GOAL OF THE EXERCISE
Write the records below out again exactly as given, with no images.

======== EXERCISE INPUTS ========

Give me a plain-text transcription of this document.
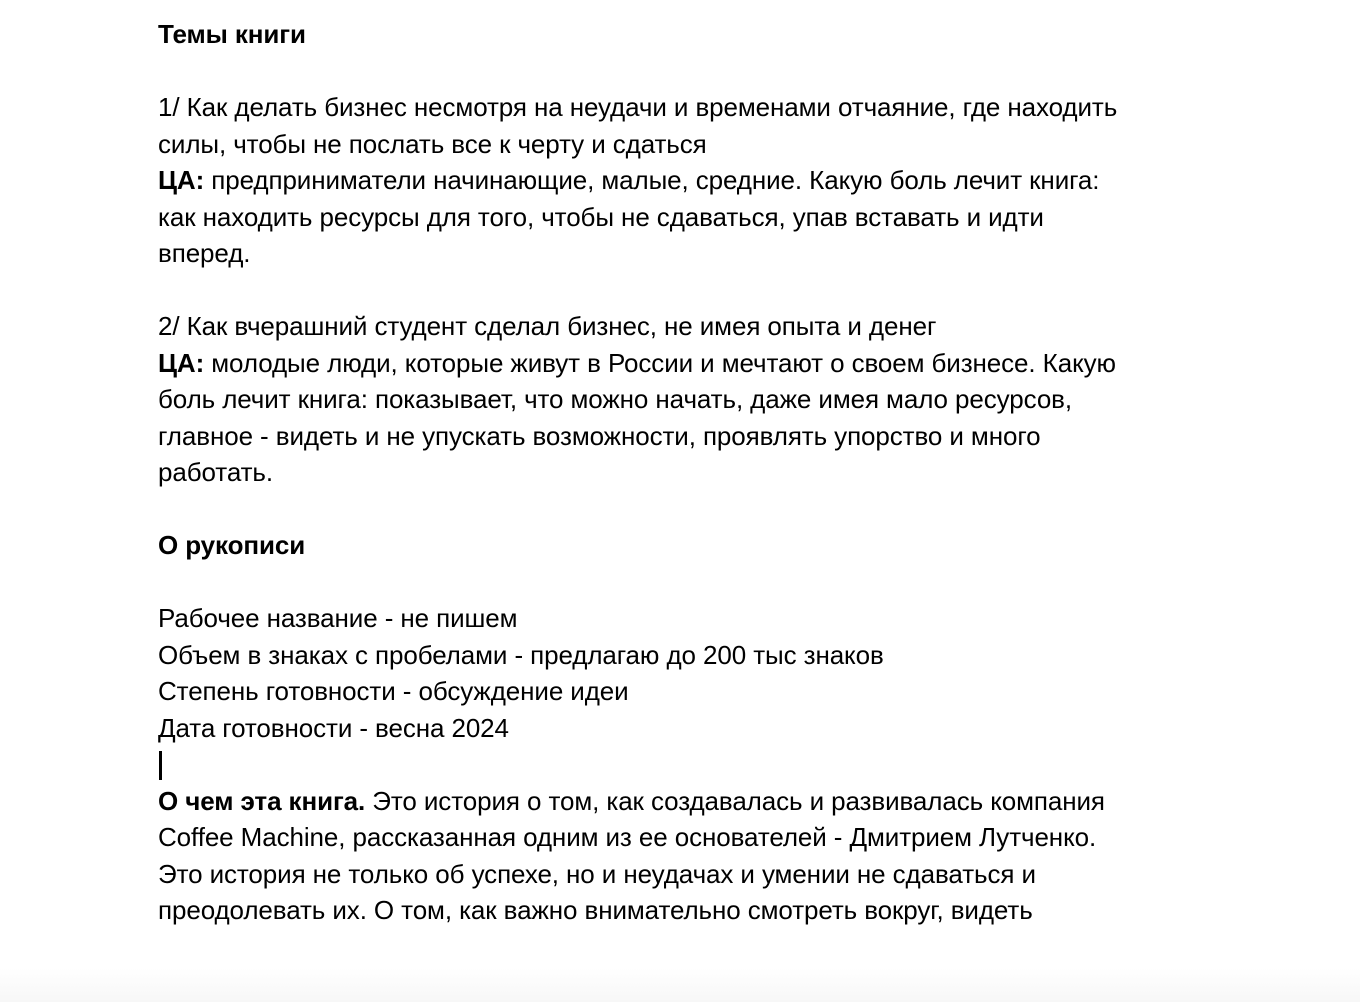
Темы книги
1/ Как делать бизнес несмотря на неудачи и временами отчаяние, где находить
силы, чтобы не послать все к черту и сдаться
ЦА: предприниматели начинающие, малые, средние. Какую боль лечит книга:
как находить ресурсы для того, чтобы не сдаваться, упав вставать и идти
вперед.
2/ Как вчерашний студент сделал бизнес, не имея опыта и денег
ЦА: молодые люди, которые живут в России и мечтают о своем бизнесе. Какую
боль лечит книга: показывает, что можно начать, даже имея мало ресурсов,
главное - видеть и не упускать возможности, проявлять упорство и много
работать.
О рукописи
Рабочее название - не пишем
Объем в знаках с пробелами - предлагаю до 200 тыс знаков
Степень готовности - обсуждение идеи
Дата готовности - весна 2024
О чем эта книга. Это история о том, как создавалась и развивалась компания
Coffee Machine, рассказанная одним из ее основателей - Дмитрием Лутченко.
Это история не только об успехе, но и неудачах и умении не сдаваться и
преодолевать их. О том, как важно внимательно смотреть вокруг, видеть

========

CORRECT OUTPUT
Give me a plain-text transcription of this document.
Темы книги
1/ Как делать бизнес несмотря на неудачи и временами отчаяние, где находить
силы, чтобы не послать все к черту и сдаться
ЦА: предприниматели начинающие, малые, средние. Какую боль лечит книга:
как находить ресурсы для того, чтобы не сдаваться, упав вставать и идти
вперед.
2/ Как вчерашний студент сделал бизнес, не имея опыта и денег
ЦА: молодые люди, которые живут в России и мечтают о своем бизнесе. Какую
боль лечит книга: показывает, что можно начать, даже имея мало ресурсов,
главное - видеть и не упускать возможности, проявлять упорство и много
работать.
О рукописи
Рабочее название - не пишем
Объем в знаках с пробелами - предлагаю до 200 тыс знаков
Степень готовности - обсуждение идеи
Дата готовности - весна 2024
О чем эта книга. Это история о том, как создавалась и развивалась компания
Coffee Machine, рассказанная одним из ее основателей - Дмитрием Лутченко.
Это история не только об успехе, но и неудачах и умении не сдаваться и
преодолевать их. О том, как важно внимательно смотреть вокруг, видеть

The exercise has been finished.